-- Task goal --
Retype the material below. Keep every word exactly as it is.

===== Input material =====

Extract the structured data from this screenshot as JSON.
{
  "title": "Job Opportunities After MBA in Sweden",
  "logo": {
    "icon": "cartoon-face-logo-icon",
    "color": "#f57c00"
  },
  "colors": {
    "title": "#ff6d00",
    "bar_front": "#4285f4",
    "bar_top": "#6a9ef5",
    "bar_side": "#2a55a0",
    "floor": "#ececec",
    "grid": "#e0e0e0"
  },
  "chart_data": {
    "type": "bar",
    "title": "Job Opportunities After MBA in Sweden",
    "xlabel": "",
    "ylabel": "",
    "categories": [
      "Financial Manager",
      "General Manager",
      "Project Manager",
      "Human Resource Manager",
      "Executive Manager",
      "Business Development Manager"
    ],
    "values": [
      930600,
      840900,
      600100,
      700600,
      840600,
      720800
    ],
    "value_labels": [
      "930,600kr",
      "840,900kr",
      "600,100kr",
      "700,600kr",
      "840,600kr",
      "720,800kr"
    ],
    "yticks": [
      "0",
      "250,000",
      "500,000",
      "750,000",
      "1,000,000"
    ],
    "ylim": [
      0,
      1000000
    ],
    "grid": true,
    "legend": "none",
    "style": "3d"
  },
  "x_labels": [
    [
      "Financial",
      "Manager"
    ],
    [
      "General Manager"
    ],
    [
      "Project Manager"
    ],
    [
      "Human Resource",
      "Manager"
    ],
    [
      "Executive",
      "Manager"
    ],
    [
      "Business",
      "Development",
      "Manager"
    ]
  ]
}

=====

-- The solution --
Extract the structured data from this screenshot as JSON.
{
  "title": "Job Opportunities After MBA in Sweden",
  "logo": {
    "icon": "cartoon-face-logo-icon",
    "color": "#f57c00"
  },
  "colors": {
    "title": "#ff6d00",
    "bar_front": "#4285f4",
    "bar_top": "#6a9ef5",
    "bar_side": "#2a55a0",
    "floor": "#ececec",
    "grid": "#e0e0e0"
  },
  "chart_data": {
    "type": "bar",
    "title": "Job Opportunities After MBA in Sweden",
    "xlabel": "",
    "ylabel": "",
    "categories": [
      "Financial Manager",
      "General Manager",
      "Project Manager",
      "Human Resource Manager",
      "Executive Manager",
      "Business Development Manager"
    ],
    "values": [
      930600,
      840900,
      600100,
      700600,
      840600,
      720800
    ],
    "value_labels": [
      "930,600kr",
      "840,900kr",
      "600,100kr",
      "700,600kr",
      "840,600kr",
      "720,800kr"
    ],
    "yticks": [
      "0",
      "250,000",
      "500,000",
      "750,000",
      "1,000,000"
    ],
    "ylim": [
      0,
      1000000
    ],
    "grid": true,
    "legend": "none",
    "style": "3d"
  },
  "x_labels": [
    [
      "Financial",
      "Manager"
    ],
    [
      "General Manager"
    ],
    [
      "Project Manager"
    ],
    [
      "Human Resource",
      "Manager"
    ],
    [
      "Executive",
      "Manager"
    ],
    [
      "Business",
      "Development",
      "Manager"
    ]
  ]
}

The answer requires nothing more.